▶ EXERCISE DESCRIPTION: Copy out the entries below precisely; nothing is to be omitted.

### THE INPUT ###

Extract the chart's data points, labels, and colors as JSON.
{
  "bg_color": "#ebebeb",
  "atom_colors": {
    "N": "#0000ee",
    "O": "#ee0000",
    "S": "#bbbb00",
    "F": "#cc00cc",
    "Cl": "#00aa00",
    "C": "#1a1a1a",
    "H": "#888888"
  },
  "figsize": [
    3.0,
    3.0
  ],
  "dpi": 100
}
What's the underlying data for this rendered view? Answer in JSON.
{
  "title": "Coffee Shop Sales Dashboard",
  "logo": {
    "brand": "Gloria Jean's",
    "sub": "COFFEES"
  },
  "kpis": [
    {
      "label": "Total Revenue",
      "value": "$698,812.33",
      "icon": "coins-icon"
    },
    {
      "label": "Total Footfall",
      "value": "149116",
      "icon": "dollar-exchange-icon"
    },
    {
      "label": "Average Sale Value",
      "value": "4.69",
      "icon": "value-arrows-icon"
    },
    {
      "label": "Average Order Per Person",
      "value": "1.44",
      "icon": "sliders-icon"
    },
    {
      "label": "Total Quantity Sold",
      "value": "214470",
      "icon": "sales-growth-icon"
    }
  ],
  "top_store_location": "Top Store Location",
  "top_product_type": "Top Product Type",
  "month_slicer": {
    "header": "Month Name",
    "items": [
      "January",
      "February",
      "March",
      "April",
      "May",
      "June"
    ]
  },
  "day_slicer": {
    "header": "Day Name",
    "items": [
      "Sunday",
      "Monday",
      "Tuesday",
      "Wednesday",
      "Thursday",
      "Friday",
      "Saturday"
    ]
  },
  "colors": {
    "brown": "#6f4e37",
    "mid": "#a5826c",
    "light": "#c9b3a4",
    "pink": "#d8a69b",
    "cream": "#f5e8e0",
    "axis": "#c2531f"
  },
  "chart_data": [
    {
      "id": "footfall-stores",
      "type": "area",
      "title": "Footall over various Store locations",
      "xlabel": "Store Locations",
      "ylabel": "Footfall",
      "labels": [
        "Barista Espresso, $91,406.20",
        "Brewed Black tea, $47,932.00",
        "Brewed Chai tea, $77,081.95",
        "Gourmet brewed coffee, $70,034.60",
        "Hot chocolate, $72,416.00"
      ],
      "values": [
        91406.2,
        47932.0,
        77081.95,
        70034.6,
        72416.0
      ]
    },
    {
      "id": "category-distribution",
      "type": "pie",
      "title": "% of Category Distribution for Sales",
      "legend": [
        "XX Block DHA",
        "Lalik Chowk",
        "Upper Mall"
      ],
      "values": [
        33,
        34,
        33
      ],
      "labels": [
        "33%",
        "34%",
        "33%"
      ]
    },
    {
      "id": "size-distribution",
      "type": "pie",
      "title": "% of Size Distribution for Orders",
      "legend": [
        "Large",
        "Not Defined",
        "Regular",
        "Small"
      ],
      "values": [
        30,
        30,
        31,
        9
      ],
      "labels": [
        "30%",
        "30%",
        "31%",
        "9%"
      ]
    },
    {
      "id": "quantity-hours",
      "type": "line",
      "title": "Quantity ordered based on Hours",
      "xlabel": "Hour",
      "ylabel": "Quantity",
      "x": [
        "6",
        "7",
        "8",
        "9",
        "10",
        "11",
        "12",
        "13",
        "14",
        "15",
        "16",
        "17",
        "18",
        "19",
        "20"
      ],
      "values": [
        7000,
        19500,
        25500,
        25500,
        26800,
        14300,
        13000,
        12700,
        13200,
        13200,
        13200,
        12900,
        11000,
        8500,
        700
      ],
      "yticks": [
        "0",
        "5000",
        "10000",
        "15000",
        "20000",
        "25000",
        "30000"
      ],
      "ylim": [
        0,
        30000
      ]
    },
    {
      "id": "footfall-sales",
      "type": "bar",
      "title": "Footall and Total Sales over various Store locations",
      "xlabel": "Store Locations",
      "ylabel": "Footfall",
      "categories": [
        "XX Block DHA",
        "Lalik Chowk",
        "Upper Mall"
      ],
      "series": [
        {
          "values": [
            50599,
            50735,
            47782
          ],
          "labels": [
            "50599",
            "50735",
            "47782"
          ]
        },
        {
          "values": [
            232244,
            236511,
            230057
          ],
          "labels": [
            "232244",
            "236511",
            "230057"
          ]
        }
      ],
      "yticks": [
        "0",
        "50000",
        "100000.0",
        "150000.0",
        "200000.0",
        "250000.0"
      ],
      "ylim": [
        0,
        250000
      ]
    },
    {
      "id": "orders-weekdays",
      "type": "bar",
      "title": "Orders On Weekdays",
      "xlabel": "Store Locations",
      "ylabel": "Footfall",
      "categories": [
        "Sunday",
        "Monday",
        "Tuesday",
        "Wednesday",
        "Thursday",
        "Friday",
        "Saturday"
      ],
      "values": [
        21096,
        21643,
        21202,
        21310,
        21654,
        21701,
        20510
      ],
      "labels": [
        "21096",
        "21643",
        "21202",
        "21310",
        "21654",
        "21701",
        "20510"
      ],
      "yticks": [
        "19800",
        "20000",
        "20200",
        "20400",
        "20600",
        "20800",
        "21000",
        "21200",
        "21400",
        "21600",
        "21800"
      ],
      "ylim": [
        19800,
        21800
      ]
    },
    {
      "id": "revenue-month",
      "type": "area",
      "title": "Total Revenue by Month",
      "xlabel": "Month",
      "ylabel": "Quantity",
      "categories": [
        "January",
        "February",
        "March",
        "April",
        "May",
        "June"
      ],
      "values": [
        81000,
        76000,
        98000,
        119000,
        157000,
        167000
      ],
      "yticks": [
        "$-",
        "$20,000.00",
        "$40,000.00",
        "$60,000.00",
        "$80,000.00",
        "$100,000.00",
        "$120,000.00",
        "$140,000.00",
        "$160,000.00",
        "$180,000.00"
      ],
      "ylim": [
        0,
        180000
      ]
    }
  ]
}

###

▶ SOLUTION:
Extract the chart's data points, labels, and colors as JSON.
{
  "bg_color": "#ebebeb",
  "atom_colors": {
    "N": "#0000ee",
    "O": "#ee0000",
    "S": "#bbbb00",
    "F": "#cc00cc",
    "Cl": "#00aa00",
    "C": "#1a1a1a",
    "H": "#888888"
  },
  "figsize": [
    3.0,
    3.0
  ],
  "dpi": 100
}
What's the underlying data for this rendered view? Answer in JSON.
{
  "title": "Coffee Shop Sales Dashboard",
  "logo": {
    "brand": "Gloria Jean's",
    "sub": "COFFEES"
  },
  "kpis": [
    {
      "label": "Total Revenue",
      "value": "$698,812.33",
      "icon": "coins-icon"
    },
    {
      "label": "Total Footfall",
      "value": "149116",
      "icon": "dollar-exchange-icon"
    },
    {
      "label": "Average Sale Value",
      "value": "4.69",
      "icon": "value-arrows-icon"
    },
    {
      "label": "Average Order Per Person",
      "value": "1.44",
      "icon": "sliders-icon"
    },
    {
      "label": "Total Quantity Sold",
      "value": "214470",
      "icon": "sales-growth-icon"
    }
  ],
  "top_store_location": "Top Store Location",
  "top_product_type": "Top Product Type",
  "month_slicer": {
    "header": "Month Name",
    "items": [
      "January",
      "February",
      "March",
      "April",
      "May",
      "June"
    ]
  },
  "day_slicer": {
    "header": "Day Name",
    "items": [
      "Sunday",
      "Monday",
      "Tuesday",
      "Wednesday",
      "Thursday",
      "Friday",
      "Saturday"
    ]
  },
  "colors": {
    "brown": "#6f4e37",
    "mid": "#a5826c",
    "light": "#c9b3a4",
    "pink": "#d8a69b",
    "cream": "#f5e8e0",
    "axis": "#c2531f"
  },
  "chart_data": [
    {
      "id": "footfall-stores",
      "type": "area",
      "title": "Footall over various Store locations",
      "xlabel": "Store Locations",
      "ylabel": "Footfall",
      "labels": [
        "Barista Espresso, $91,406.20",
        "Brewed Black tea, $47,932.00",
        "Brewed Chai tea, $77,081.95",
        "Gourmet brewed coffee, $70,034.60",
        "Hot chocolate, $72,416.00"
      ],
      "values": [
        91406.2,
        47932.0,
        77081.95,
        70034.6,
        72416.0
      ]
    },
    {
      "id": "category-distribution",
      "type": "pie",
      "title": "% of Category Distribution for Sales",
      "legend": [
        "XX Block DHA",
        "Lalik Chowk",
        "Upper Mall"
      ],
      "values": [
        33,
        34,
        33
      ],
      "labels": [
        "33%",
        "34%",
        "33%"
      ]
    },
    {
      "id": "size-distribution",
      "type": "pie",
      "title": "% of Size Distribution for Orders",
      "legend": [
        "Large",
        "Not Defined",
        "Regular",
        "Small"
      ],
      "values": [
        30,
        30,
        31,
        9
      ],
      "labels": [
        "30%",
        "30%",
        "31%",
        "9%"
      ]
    },
    {
      "id": "quantity-hours",
      "type": "line",
      "title": "Quantity ordered based on Hours",
      "xlabel": "Hour",
      "ylabel": "Quantity",
      "x": [
        "6",
        "7",
        "8",
        "9",
        "10",
        "11",
        "12",
        "13",
        "14",
        "15",
        "16",
        "17",
        "18",
        "19",
        "20"
      ],
      "values": [
        7000,
        19500,
        25500,
        25500,
        26800,
        14300,
        13000,
        12700,
        13200,
        13200,
        13200,
        12900,
        11000,
        8500,
        700
      ],
      "yticks": [
        "0",
        "5000",
        "10000",
        "15000",
        "20000",
        "25000",
        "30000"
      ],
      "ylim": [
        0,
        30000
      ]
    },
    {
      "id": "footfall-sales",
      "type": "bar",
      "title": "Footall and Total Sales over various Store locations",
      "xlabel": "Store Locations",
      "ylabel": "Footfall",
      "categories": [
        "XX Block DHA",
        "Lalik Chowk",
        "Upper Mall"
      ],
      "series": [
        {
          "values": [
            50599,
            50735,
            47782
          ],
          "labels": [
            "50599",
            "50735",
            "47782"
          ]
        },
        {
          "values": [
            232244,
            236511,
            230057
          ],
          "labels": [
            "232244",
            "236511",
            "230057"
          ]
        }
      ],
      "yticks": [
        "0",
        "50000",
        "100000.0",
        "150000.0",
        "200000.0",
        "250000.0"
      ],
      "ylim": [
        0,
        250000
      ]
    },
    {
      "id": "orders-weekdays",
      "type": "bar",
      "title": "Orders On Weekdays",
      "xlabel": "Store Locations",
      "ylabel": "Footfall",
      "categories": [
        "Sunday",
        "Monday",
        "Tuesday",
        "Wednesday",
        "Thursday",
        "Friday",
        "Saturday"
      ],
      "values": [
        21096,
        21643,
        21202,
        21310,
        21654,
        21701,
        20510
      ],
      "labels": [
        "21096",
        "21643",
        "21202",
        "21310",
        "21654",
        "21701",
        "20510"
      ],
      "yticks": [
        "19800",
        "20000",
        "20200",
        "20400",
        "20600",
        "20800",
        "21000",
        "21200",
        "21400",
        "21600",
        "21800"
      ],
      "ylim": [
        19800,
        21800
      ]
    },
    {
      "id": "revenue-month",
      "type": "area",
      "title": "Total Revenue by Month",
      "xlabel": "Month",
      "ylabel": "Quantity",
      "categories": [
        "January",
        "February",
        "March",
        "April",
        "May",
        "June"
      ],
      "values": [
        81000,
        76000,
        98000,
        119000,
        157000,
        167000
      ],
      "yticks": [
        "$-",
        "$20,000.00",
        "$40,000.00",
        "$60,000.00",
        "$80,000.00",
        "$100,000.00",
        "$120,000.00",
        "$140,000.00",
        "$160,000.00",
        "$180,000.00"
      ],
      "ylim": [
        0,
        180000
      ]
    }
  ]
}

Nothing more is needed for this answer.